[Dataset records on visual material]
....
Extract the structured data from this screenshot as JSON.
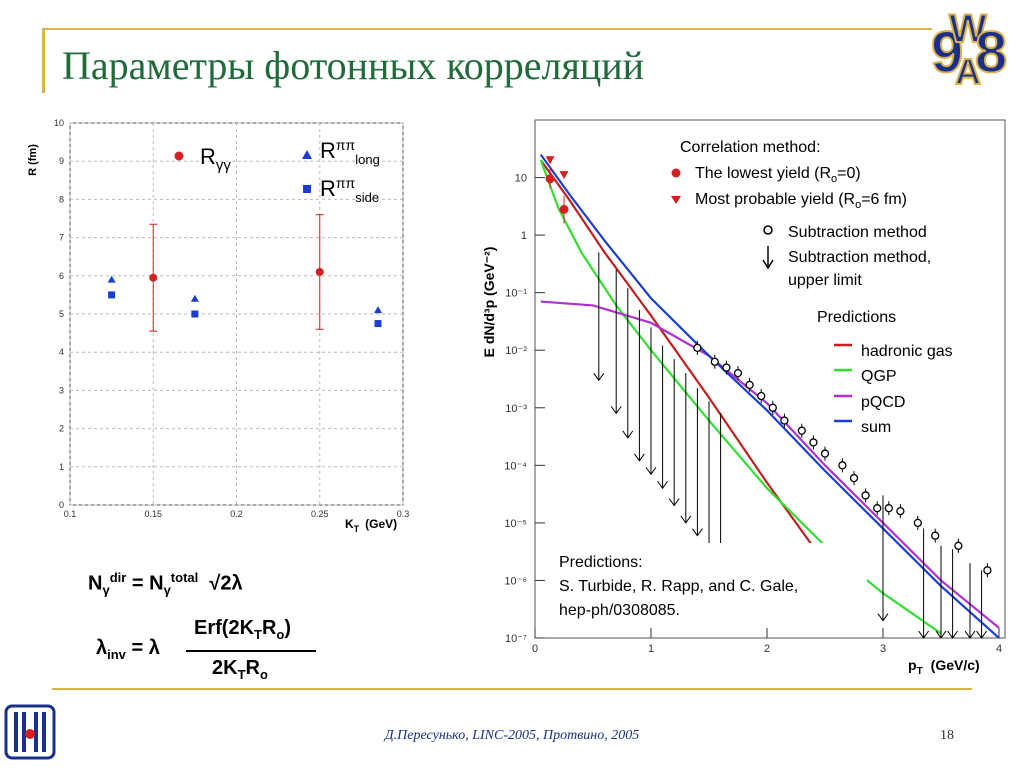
{
  "slide": {
    "title": "Параметры фотонных корреляций",
    "footer": "Д.Пересунько, LINC-2005, Протвино, 2005",
    "page_number": "18"
  },
  "colors": {
    "title": "#1f6b3a",
    "gold": "#d9b24a",
    "red": "#d42020",
    "blue": "#1a3fd0",
    "green": "#33dd33",
    "purple": "#b030d0",
    "navy": "#1a2f8a"
  },
  "left_chart_text": {
    "ylabel": "R (fm)",
    "xlabel_main": "K",
    "xlabel_sub": "T",
    "xlabel_unit": "(GeV)",
    "legend": [
      {
        "main": "R",
        "sub": "γγ",
        "sup": ""
      },
      {
        "main": "R",
        "sup": "ππ",
        "sub": "long"
      },
      {
        "main": "R",
        "sup": "ππ",
        "sub": "side"
      }
    ]
  },
  "right_chart_text": {
    "ylabel": "E dN/d³p (GeV⁻²)",
    "xlabel_main": "p",
    "xlabel_sub": "T",
    "xlabel_unit": "(GeV/c)",
    "legend_correlation_title": "Correlation method:",
    "legend_lowest_pre": "The lowest yield (R",
    "legend_lowest_sub": "o",
    "legend_lowest_post": "=0)",
    "legend_probable_pre": "Most probable yield (R",
    "legend_probable_sub": "o",
    "legend_probable_post": "=6 fm)",
    "legend_subtraction": "Subtraction method",
    "legend_subtraction_ul_1": "Subtraction method,",
    "legend_subtraction_ul_2": "upper limit",
    "legend_predictions": "Predictions",
    "legend_hadronic": "hadronic gas",
    "legend_qgp": "QGP",
    "legend_pqcd": "pQCD",
    "legend_sum": "sum",
    "predictions_box_1": "Predictions:",
    "predictions_box_2": "S. Turbide, R. Rapp, and C. Gale,",
    "predictions_box_3": "hep-ph/0308085."
  },
  "formulas": {
    "f1_lhs_main": "N",
    "f1_lhs_sub": "γ",
    "f1_lhs_sup": "dir",
    "f1_eq": " = N",
    "f1_rhs_sub": "γ",
    "f1_rhs_sup": "total",
    "f1_tail": "√2λ",
    "f2_lhs": "λ",
    "f2_lhs_sub": "inv",
    "f2_eq": " = λ",
    "f2_num_1": "Erf(2K",
    "f2_num_sub1": "T",
    "f2_num_2": "R",
    "f2_num_sub2": "o",
    "f2_num_3": ")",
    "f2_den_1": "2K",
    "f2_den_sub1": "T",
    "f2_den_2": "R",
    "f2_den_sub2": "o"
  },
  "chart_data": [
    {
      "type": "scatter",
      "xlim": [
        0.1,
        0.3
      ],
      "ylim": [
        0,
        10
      ],
      "x_ticks": [
        0.1,
        0.15,
        0.2,
        0.25,
        0.3
      ],
      "y_ticks": [
        0,
        1,
        2,
        3,
        4,
        5,
        6,
        7,
        8,
        9,
        10
      ],
      "grid": true,
      "legend_placement": "top",
      "series": [
        {
          "name": "Rγγ",
          "marker": "circle",
          "color": "#d42020",
          "points": [
            {
              "x": 0.15,
              "y": 5.95,
              "err": 1.4
            },
            {
              "x": 0.25,
              "y": 6.1,
              "err": 1.5
            }
          ]
        },
        {
          "name": "Rππlong",
          "marker": "triangle",
          "color": "#1a3fd0",
          "points": [
            {
              "x": 0.125,
              "y": 5.9
            },
            {
              "x": 0.175,
              "y": 5.4
            },
            {
              "x": 0.285,
              "y": 5.1
            }
          ]
        },
        {
          "name": "Rππside",
          "marker": "square",
          "color": "#1a3fd0",
          "points": [
            {
              "x": 0.125,
              "y": 5.5
            },
            {
              "x": 0.175,
              "y": 5.0
            },
            {
              "x": 0.285,
              "y": 4.75
            }
          ]
        }
      ]
    },
    {
      "type": "line",
      "log_y": true,
      "xlim": [
        0,
        4
      ],
      "ylim": [
        1e-07,
        100
      ],
      "x_ticks": [
        0,
        1,
        2,
        3,
        4
      ],
      "y_tick_labels": [
        "10",
        "1",
        "10⁻¹",
        "10⁻²",
        "10⁻³",
        "10⁻⁴",
        "10⁻⁵",
        "10⁻⁶",
        "10⁻⁷"
      ],
      "y_tick_values": [
        10,
        1,
        0.1,
        0.01,
        0.001,
        0.0001,
        1e-05,
        1e-06,
        1e-07
      ],
      "legend_placement": "top-right",
      "series": [
        {
          "name": "hadronic gas",
          "color": "#c02020",
          "x": [
            0.05,
            0.3,
            0.6,
            1.0,
            1.5,
            2.0,
            2.5,
            2.85
          ],
          "y": [
            20,
            4.0,
            0.5,
            0.04,
            0.0015,
            5e-05,
            2e-06,
            2.5e-07
          ]
        },
        {
          "name": "QGP",
          "color": "#33dd33",
          "x": [
            0.05,
            0.2,
            0.4,
            0.7,
            1.0,
            1.5,
            2.0,
            2.5,
            3.0,
            3.5
          ],
          "y": [
            20,
            3.0,
            0.5,
            0.06,
            0.01,
            0.0006,
            4e-05,
            4e-06,
            6e-07,
            1.2e-07
          ]
        },
        {
          "name": "pQCD",
          "color": "#b030d0",
          "x": [
            0.05,
            0.5,
            1.0,
            1.5,
            2.0,
            2.5,
            3.0,
            3.5,
            4.0
          ],
          "y": [
            0.07,
            0.06,
            0.03,
            0.008,
            0.0012,
            0.0001,
            1e-05,
            1e-06,
            1.5e-07
          ]
        },
        {
          "name": "sum",
          "color": "#1a3fd0",
          "x": [
            0.05,
            0.3,
            0.6,
            1.0,
            1.5,
            2.0,
            2.5,
            3.0,
            3.5,
            4.0
          ],
          "y": [
            25,
            5.0,
            0.8,
            0.08,
            0.008,
            0.0009,
            8e-05,
            8e-06,
            8e-07,
            1e-07
          ]
        }
      ],
      "correlation_lowest": [
        {
          "x": 0.13,
          "y": 9.5,
          "err_up": 6,
          "err_dn": 3
        },
        {
          "x": 0.25,
          "y": 2.8,
          "err_up": 2,
          "err_dn": 1.2
        }
      ],
      "correlation_probable": [
        {
          "x": 0.13,
          "y": 20
        },
        {
          "x": 0.25,
          "y": 11
        }
      ],
      "subtraction": [
        {
          "x": 1.4,
          "y": 0.011
        },
        {
          "x": 1.55,
          "y": 0.0063
        },
        {
          "x": 1.65,
          "y": 0.005
        },
        {
          "x": 1.75,
          "y": 0.004
        },
        {
          "x": 1.85,
          "y": 0.0025
        },
        {
          "x": 1.95,
          "y": 0.0016
        },
        {
          "x": 2.05,
          "y": 0.001
        },
        {
          "x": 2.15,
          "y": 0.0006
        },
        {
          "x": 2.3,
          "y": 0.0004
        },
        {
          "x": 2.4,
          "y": 0.00025
        },
        {
          "x": 2.5,
          "y": 0.00016
        },
        {
          "x": 2.65,
          "y": 0.0001
        },
        {
          "x": 2.75,
          "y": 6e-05
        },
        {
          "x": 2.85,
          "y": 3e-05
        },
        {
          "x": 2.95,
          "y": 1.8e-05
        },
        {
          "x": 3.05,
          "y": 1.8e-05
        },
        {
          "x": 3.15,
          "y": 1.6e-05
        },
        {
          "x": 3.3,
          "y": 1e-05
        },
        {
          "x": 3.45,
          "y": 6e-06
        },
        {
          "x": 3.65,
          "y": 4e-06
        },
        {
          "x": 3.9,
          "y": 1.5e-06
        }
      ],
      "upper_limits": [
        {
          "x": 0.55,
          "top": 0.5,
          "bottom": 0.003
        },
        {
          "x": 0.7,
          "top": 0.25,
          "bottom": 0.0008
        },
        {
          "x": 0.8,
          "top": 0.12,
          "bottom": 0.0003
        },
        {
          "x": 0.9,
          "top": 0.05,
          "bottom": 0.00012
        },
        {
          "x": 1.0,
          "top": 0.025,
          "bottom": 7e-05
        },
        {
          "x": 1.1,
          "top": 0.012,
          "bottom": 4e-05
        },
        {
          "x": 1.2,
          "top": 0.007,
          "bottom": 2e-05
        },
        {
          "x": 1.3,
          "top": 0.004,
          "bottom": 1e-05
        },
        {
          "x": 1.4,
          "top": 0.0022,
          "bottom": 6e-06
        },
        {
          "x": 1.5,
          "top": 0.0013,
          "bottom": 3e-06
        },
        {
          "x": 1.6,
          "top": 0.0008,
          "bottom": 1.5e-06
        },
        {
          "x": 3.0,
          "top": 3e-05,
          "bottom": 2e-07
        },
        {
          "x": 3.35,
          "top": 8e-06,
          "bottom": 1e-07
        },
        {
          "x": 3.5,
          "top": 4e-06,
          "bottom": 1e-07
        },
        {
          "x": 3.6,
          "top": 3.5e-06,
          "bottom": 1e-07
        },
        {
          "x": 3.75,
          "top": 2e-06,
          "bottom": 1e-07
        },
        {
          "x": 3.85,
          "top": 1.5e-06,
          "bottom": 1e-07
        }
      ]
    }
  ]
}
....
Instruction => Above are the records. Identify each line that contains the word "name".

Task output =>
          "name": "Rγγ",
          "name": "Rππlong",
          "name": "Rππside",
          "name": "hadronic gas",
          "name": "QGP",
          "name": "pQCD",
          "name": "sum",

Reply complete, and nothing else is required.